**The task:**
Search the material below for the word "Odpovědí" and copy every line in which it occurs.

(Records excerpted from a collection)
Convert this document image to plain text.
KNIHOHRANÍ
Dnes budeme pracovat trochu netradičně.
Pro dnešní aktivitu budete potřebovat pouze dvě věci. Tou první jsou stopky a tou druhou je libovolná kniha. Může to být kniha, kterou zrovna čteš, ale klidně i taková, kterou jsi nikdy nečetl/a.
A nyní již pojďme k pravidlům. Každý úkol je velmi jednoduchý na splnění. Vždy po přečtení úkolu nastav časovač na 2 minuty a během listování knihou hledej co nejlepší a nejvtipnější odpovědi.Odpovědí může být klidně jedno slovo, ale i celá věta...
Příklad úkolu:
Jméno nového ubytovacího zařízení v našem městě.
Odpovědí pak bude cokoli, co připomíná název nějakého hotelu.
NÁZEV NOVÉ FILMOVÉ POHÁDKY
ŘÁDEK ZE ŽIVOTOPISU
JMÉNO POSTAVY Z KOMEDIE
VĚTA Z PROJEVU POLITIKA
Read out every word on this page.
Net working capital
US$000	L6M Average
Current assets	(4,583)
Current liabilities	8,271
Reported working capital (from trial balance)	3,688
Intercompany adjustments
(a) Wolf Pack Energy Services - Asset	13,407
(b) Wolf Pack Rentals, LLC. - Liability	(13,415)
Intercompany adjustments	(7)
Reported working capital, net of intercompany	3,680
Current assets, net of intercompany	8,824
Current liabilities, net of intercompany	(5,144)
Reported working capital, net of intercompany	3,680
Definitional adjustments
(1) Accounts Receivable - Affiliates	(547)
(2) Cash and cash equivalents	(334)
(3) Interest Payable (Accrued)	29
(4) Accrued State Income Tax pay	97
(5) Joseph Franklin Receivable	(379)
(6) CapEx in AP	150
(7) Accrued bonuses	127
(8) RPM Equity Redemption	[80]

**Task response:**
A nyní již pojďme k pravidlům. Každý úkol je velmi jednoduchý na splnění. Vždy po přečtení úkolu nastav časovač na 2 minuty a během listování knihou hledej co nejlepší a nejvtipnější odpovědi.Odpovědí může být klidně jedno slovo, ale i celá věta...
Odpovědí pak bude cokoli, co připomíná název nějakého hotelu.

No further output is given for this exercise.